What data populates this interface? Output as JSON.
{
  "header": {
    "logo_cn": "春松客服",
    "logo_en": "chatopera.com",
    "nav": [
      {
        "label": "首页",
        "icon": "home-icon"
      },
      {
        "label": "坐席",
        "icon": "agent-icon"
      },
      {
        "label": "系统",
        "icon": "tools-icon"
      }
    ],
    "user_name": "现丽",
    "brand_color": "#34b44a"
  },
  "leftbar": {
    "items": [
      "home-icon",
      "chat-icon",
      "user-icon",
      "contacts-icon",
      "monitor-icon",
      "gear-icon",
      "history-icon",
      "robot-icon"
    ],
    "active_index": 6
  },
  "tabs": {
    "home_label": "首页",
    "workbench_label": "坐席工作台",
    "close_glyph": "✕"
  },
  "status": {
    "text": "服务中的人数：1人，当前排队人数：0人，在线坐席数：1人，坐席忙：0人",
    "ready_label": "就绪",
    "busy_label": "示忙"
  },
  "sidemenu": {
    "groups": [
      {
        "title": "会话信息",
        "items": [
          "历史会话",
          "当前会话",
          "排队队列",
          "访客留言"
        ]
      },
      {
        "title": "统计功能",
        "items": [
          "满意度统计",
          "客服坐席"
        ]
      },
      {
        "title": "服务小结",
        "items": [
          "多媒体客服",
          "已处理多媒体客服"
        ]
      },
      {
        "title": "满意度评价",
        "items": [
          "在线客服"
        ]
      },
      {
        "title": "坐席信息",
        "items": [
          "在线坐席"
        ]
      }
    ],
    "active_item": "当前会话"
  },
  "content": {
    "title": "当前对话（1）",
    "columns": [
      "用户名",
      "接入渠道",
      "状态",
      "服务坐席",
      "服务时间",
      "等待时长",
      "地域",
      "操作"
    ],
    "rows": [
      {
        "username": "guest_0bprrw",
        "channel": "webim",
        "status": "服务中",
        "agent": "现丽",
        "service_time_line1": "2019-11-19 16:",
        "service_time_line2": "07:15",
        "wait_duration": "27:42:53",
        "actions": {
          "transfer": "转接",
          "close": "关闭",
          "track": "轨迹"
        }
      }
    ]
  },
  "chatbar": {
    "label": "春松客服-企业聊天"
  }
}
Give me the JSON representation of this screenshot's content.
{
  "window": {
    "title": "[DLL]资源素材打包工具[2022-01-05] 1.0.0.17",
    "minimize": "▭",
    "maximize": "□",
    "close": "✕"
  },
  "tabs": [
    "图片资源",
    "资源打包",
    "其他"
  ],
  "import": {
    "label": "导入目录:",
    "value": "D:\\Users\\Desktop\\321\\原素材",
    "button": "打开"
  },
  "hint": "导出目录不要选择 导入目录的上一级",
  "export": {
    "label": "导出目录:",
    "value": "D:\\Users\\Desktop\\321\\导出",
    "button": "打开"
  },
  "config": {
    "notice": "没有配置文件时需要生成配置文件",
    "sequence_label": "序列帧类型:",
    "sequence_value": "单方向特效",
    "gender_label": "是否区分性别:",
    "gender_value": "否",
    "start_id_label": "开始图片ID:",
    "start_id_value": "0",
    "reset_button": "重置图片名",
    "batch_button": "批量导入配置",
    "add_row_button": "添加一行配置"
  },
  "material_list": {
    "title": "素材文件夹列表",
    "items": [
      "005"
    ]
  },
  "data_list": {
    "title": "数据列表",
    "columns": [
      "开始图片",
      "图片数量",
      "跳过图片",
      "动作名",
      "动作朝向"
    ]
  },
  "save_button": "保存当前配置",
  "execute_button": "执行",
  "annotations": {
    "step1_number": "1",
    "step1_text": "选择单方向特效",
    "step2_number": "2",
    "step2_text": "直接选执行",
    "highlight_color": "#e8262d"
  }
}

· · · · ·

_Requirements_
Every line of the material must be returned exactly as it appears.

_Answer to this task_
What data populates this interface? Output as JSON.
{
  "header": {
    "logo_cn": "春松客服",
    "logo_en": "chatopera.com",
    "nav": [
      {
        "label": "首页",
        "icon": "home-icon"
      },
      {
        "label": "坐席",
        "icon": "agent-icon"
      },
      {
        "label": "系统",
        "icon": "tools-icon"
      }
    ],
    "user_name": "现丽",
    "brand_color": "#34b44a"
  },
  "leftbar": {
    "items": [
      "home-icon",
      "chat-icon",
      "user-icon",
      "contacts-icon",
      "monitor-icon",
      "gear-icon",
      "history-icon",
      "robot-icon"
    ],
    "active_index": 6
  },
  "tabs": {
    "home_label": "首页",
    "workbench_label": "坐席工作台",
    "close_glyph": "✕"
  },
  "status": {
    "text": "服务中的人数：1人，当前排队人数：0人，在线坐席数：1人，坐席忙：0人",
    "ready_label": "就绪",
    "busy_label": "示忙"
  },
  "sidemenu": {
    "groups": [
      {
        "title": "会话信息",
        "items": [
          "历史会话",
          "当前会话",
          "排队队列",
          "访客留言"
        ]
      },
      {
        "title": "统计功能",
        "items": [
          "满意度统计",
          "客服坐席"
        ]
      },
      {
        "title": "服务小结",
        "items": [
          "多媒体客服",
          "已处理多媒体客服"
        ]
      },
      {
        "title": "满意度评价",
        "items": [
          "在线客服"
        ]
      },
      {
        "title": "坐席信息",
        "items": [
          "在线坐席"
        ]
      }
    ],
    "active_item": "当前会话"
  },
  "content": {
    "title": "当前对话（1）",
    "columns": [
      "用户名",
      "接入渠道",
      "状态",
      "服务坐席",
      "服务时间",
      "等待时长",
      "地域",
      "操作"
    ],
    "rows": [
      {
        "username": "guest_0bprrw",
        "channel": "webim",
        "status": "服务中",
        "agent": "现丽",
        "service_time_line1": "2019-11-19 16:",
        "service_time_line2": "07:15",
        "wait_duration": "27:42:53",
        "actions": {
          "transfer": "转接",
          "close": "关闭",
          "track": "轨迹"
        }
      }
    ]
  },
  "chatbar": {
    "label": "春松客服-企业聊天"
  }
}
Give me the JSON representation of this screenshot's content.
{
  "window": {
    "title": "[DLL]资源素材打包工具[2022-01-05] 1.0.0.17",
    "minimize": "▭",
    "maximize": "□",
    "close": "✕"
  },
  "tabs": [
    "图片资源",
    "资源打包",
    "其他"
  ],
  "import": {
    "label": "导入目录:",
    "value": "D:\\Users\\Desktop\\321\\原素材",
    "button": "打开"
  },
  "hint": "导出目录不要选择 导入目录的上一级",
  "export": {
    "label": "导出目录:",
    "value": "D:\\Users\\Desktop\\321\\导出",
    "button": "打开"
  },
  "config": {
    "notice": "没有配置文件时需要生成配置文件",
    "sequence_label": "序列帧类型:",
    "sequence_value": "单方向特效",
    "gender_label": "是否区分性别:",
    "gender_value": "否",
    "start_id_label": "开始图片ID:",
    "start_id_value": "0",
    "reset_button": "重置图片名",
    "batch_button": "批量导入配置",
    "add_row_button": "添加一行配置"
  },
  "material_list": {
    "title": "素材文件夹列表",
    "items": [
      "005"
    ]
  },
  "data_list": {
    "title": "数据列表",
    "columns": [
      "开始图片",
      "图片数量",
      "跳过图片",
      "动作名",
      "动作朝向"
    ]
  },
  "save_button": "保存当前配置",
  "execute_button": "执行",
  "annotations": {
    "step1_number": "1",
    "step1_text": "选择单方向特效",
    "step2_number": "2",
    "step2_text": "直接选执行",
    "highlight_color": "#e8262d"
  }
}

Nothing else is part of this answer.